— begin —

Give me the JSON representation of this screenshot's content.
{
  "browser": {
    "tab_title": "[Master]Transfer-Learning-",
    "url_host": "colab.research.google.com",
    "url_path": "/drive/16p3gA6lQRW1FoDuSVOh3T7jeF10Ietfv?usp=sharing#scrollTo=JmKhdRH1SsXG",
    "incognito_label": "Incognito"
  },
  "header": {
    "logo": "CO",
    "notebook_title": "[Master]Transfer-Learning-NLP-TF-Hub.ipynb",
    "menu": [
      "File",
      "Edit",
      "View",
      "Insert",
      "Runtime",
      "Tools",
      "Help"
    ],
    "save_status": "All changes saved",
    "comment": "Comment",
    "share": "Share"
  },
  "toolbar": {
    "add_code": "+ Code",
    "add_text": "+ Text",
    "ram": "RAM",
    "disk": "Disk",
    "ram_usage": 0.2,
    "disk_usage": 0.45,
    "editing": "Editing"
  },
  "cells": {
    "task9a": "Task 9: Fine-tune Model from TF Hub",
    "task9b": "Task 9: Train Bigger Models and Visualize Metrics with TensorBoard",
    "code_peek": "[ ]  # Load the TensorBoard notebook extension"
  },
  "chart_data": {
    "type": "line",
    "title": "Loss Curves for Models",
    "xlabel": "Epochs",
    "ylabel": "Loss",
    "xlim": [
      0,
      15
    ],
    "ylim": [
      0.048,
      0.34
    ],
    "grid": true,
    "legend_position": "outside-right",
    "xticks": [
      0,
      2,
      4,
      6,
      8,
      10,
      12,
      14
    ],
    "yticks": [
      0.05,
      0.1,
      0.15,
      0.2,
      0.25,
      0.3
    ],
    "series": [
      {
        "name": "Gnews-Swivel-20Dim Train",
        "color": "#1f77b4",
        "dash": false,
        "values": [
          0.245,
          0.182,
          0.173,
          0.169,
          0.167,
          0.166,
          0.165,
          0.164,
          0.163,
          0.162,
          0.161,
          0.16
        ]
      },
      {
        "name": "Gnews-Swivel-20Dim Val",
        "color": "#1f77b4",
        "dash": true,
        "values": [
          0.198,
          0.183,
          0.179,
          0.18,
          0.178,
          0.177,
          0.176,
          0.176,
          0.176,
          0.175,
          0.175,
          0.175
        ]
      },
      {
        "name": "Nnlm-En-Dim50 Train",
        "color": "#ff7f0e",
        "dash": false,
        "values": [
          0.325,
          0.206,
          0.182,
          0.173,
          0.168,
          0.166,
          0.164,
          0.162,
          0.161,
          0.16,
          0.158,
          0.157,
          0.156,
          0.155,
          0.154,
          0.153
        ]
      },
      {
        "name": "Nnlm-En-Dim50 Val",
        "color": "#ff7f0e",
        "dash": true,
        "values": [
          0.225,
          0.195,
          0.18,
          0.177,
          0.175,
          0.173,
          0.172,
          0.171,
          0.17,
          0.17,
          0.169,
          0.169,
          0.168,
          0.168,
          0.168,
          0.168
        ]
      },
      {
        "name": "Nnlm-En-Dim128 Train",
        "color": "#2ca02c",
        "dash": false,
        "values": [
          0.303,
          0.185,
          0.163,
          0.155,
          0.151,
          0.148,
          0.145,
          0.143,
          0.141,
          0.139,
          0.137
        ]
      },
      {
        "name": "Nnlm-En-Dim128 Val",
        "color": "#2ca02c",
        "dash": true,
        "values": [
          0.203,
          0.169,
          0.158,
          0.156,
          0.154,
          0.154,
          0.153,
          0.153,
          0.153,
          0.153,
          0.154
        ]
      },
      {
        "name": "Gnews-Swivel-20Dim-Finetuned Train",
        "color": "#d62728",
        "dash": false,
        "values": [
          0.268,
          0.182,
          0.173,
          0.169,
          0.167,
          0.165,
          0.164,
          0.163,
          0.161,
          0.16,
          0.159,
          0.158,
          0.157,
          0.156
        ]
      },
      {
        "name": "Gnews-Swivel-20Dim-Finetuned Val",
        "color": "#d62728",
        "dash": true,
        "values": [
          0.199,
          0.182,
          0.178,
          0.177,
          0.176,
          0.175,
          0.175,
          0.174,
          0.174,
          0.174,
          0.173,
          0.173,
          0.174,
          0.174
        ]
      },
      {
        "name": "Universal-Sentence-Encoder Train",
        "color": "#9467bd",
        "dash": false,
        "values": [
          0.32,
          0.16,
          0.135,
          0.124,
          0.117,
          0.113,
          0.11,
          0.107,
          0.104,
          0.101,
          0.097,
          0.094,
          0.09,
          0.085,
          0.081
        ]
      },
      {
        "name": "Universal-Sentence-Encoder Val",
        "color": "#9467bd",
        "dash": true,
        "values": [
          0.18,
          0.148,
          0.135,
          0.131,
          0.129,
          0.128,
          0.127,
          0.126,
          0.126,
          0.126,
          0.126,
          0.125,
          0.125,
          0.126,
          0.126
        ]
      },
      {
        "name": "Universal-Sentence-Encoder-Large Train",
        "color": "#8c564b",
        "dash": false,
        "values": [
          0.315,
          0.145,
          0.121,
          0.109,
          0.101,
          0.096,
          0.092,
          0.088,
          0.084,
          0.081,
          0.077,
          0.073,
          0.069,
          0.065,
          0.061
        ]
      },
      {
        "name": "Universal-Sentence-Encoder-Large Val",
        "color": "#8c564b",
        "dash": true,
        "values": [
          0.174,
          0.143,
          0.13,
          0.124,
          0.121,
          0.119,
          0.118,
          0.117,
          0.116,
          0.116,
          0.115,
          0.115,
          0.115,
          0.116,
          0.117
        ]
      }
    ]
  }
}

— end —

Print the material verbatim, all of it.

THE OUTPUT |
Give me the JSON representation of this screenshot's content.
{
  "browser": {
    "tab_title": "[Master]Transfer-Learning-",
    "url_host": "colab.research.google.com",
    "url_path": "/drive/16p3gA6lQRW1FoDuSVOh3T7jeF10Ietfv?usp=sharing#scrollTo=JmKhdRH1SsXG",
    "incognito_label": "Incognito"
  },
  "header": {
    "logo": "CO",
    "notebook_title": "[Master]Transfer-Learning-NLP-TF-Hub.ipynb",
    "menu": [
      "File",
      "Edit",
      "View",
      "Insert",
      "Runtime",
      "Tools",
      "Help"
    ],
    "save_status": "All changes saved",
    "comment": "Comment",
    "share": "Share"
  },
  "toolbar": {
    "add_code": "+ Code",
    "add_text": "+ Text",
    "ram": "RAM",
    "disk": "Disk",
    "ram_usage": 0.2,
    "disk_usage": 0.45,
    "editing": "Editing"
  },
  "cells": {
    "task9a": "Task 9: Fine-tune Model from TF Hub",
    "task9b": "Task 9: Train Bigger Models and Visualize Metrics with TensorBoard",
    "code_peek": "[ ]  # Load the TensorBoard notebook extension"
  },
  "chart_data": {
    "type": "line",
    "title": "Loss Curves for Models",
    "xlabel": "Epochs",
    "ylabel": "Loss",
    "xlim": [
      0,
      15
    ],
    "ylim": [
      0.048,
      0.34
    ],
    "grid": true,
    "legend_position": "outside-right",
    "xticks": [
      0,
      2,
      4,
      6,
      8,
      10,
      12,
      14
    ],
    "yticks": [
      0.05,
      0.1,
      0.15,
      0.2,
      0.25,
      0.3
    ],
    "series": [
      {
        "name": "Gnews-Swivel-20Dim Train",
        "color": "#1f77b4",
        "dash": false,
        "values": [
          0.245,
          0.182,
          0.173,
          0.169,
          0.167,
          0.166,
          0.165,
          0.164,
          0.163,
          0.162,
          0.161,
          0.16
        ]
      },
      {
        "name": "Gnews-Swivel-20Dim Val",
        "color": "#1f77b4",
        "dash": true,
        "values": [
          0.198,
          0.183,
          0.179,
          0.18,
          0.178,
          0.177,
          0.176,
          0.176,
          0.176,
          0.175,
          0.175,
          0.175
        ]
      },
      {
        "name": "Nnlm-En-Dim50 Train",
        "color": "#ff7f0e",
        "dash": false,
        "values": [
          0.325,
          0.206,
          0.182,
          0.173,
          0.168,
          0.166,
          0.164,
          0.162,
          0.161,
          0.16,
          0.158,
          0.157,
          0.156,
          0.155,
          0.154,
          0.153
        ]
      },
      {
        "name": "Nnlm-En-Dim50 Val",
        "color": "#ff7f0e",
        "dash": true,
        "values": [
          0.225,
          0.195,
          0.18,
          0.177,
          0.175,
          0.173,
          0.172,
          0.171,
          0.17,
          0.17,
          0.169,
          0.169,
          0.168,
          0.168,
          0.168,
          0.168
        ]
      },
      {
        "name": "Nnlm-En-Dim128 Train",
        "color": "#2ca02c",
        "dash": false,
        "values": [
          0.303,
          0.185,
          0.163,
          0.155,
          0.151,
          0.148,
          0.145,
          0.143,
          0.141,
          0.139,
          0.137
        ]
      },
      {
        "name": "Nnlm-En-Dim128 Val",
        "color": "#2ca02c",
        "dash": true,
        "values": [
          0.203,
          0.169,
          0.158,
          0.156,
          0.154,
          0.154,
          0.153,
          0.153,
          0.153,
          0.153,
          0.154
        ]
      },
      {
        "name": "Gnews-Swivel-20Dim-Finetuned Train",
        "color": "#d62728",
        "dash": false,
        "values": [
          0.268,
          0.182,
          0.173,
          0.169,
          0.167,
          0.165,
          0.164,
          0.163,
          0.161,
          0.16,
          0.159,
          0.158,
          0.157,
          0.156
        ]
      },
      {
        "name": "Gnews-Swivel-20Dim-Finetuned Val",
        "color": "#d62728",
        "dash": true,
        "values": [
          0.199,
          0.182,
          0.178,
          0.177,
          0.176,
          0.175,
          0.175,
          0.174,
          0.174,
          0.174,
          0.173,
          0.173,
          0.174,
          0.174
        ]
      },
      {
        "name": "Universal-Sentence-Encoder Train",
        "color": "#9467bd",
        "dash": false,
        "values": [
          0.32,
          0.16,
          0.135,
          0.124,
          0.117,
          0.113,
          0.11,
          0.107,
          0.104,
          0.101,
          0.097,
          0.094,
          0.09,
          0.085,
          0.081
        ]
      },
      {
        "name": "Universal-Sentence-Encoder Val",
        "color": "#9467bd",
        "dash": true,
        "values": [
          0.18,
          0.148,
          0.135,
          0.131,
          0.129,
          0.128,
          0.127,
          0.126,
          0.126,
          0.126,
          0.126,
          0.125,
          0.125,
          0.126,
          0.126
        ]
      },
      {
        "name": "Universal-Sentence-Encoder-Large Train",
        "color": "#8c564b",
        "dash": false,
        "values": [
          0.315,
          0.145,
          0.121,
          0.109,
          0.101,
          0.096,
          0.092,
          0.088,
          0.084,
          0.081,
          0.077,
          0.073,
          0.069,
          0.065,
          0.061
        ]
      },
      {
        "name": "Universal-Sentence-Encoder-Large Val",
        "color": "#8c564b",
        "dash": true,
        "values": [
          0.174,
          0.143,
          0.13,
          0.124,
          0.121,
          0.119,
          0.118,
          0.117,
          0.116,
          0.116,
          0.115,
          0.115,
          0.115,
          0.116,
          0.117
        ]
      }
    ]
  }
}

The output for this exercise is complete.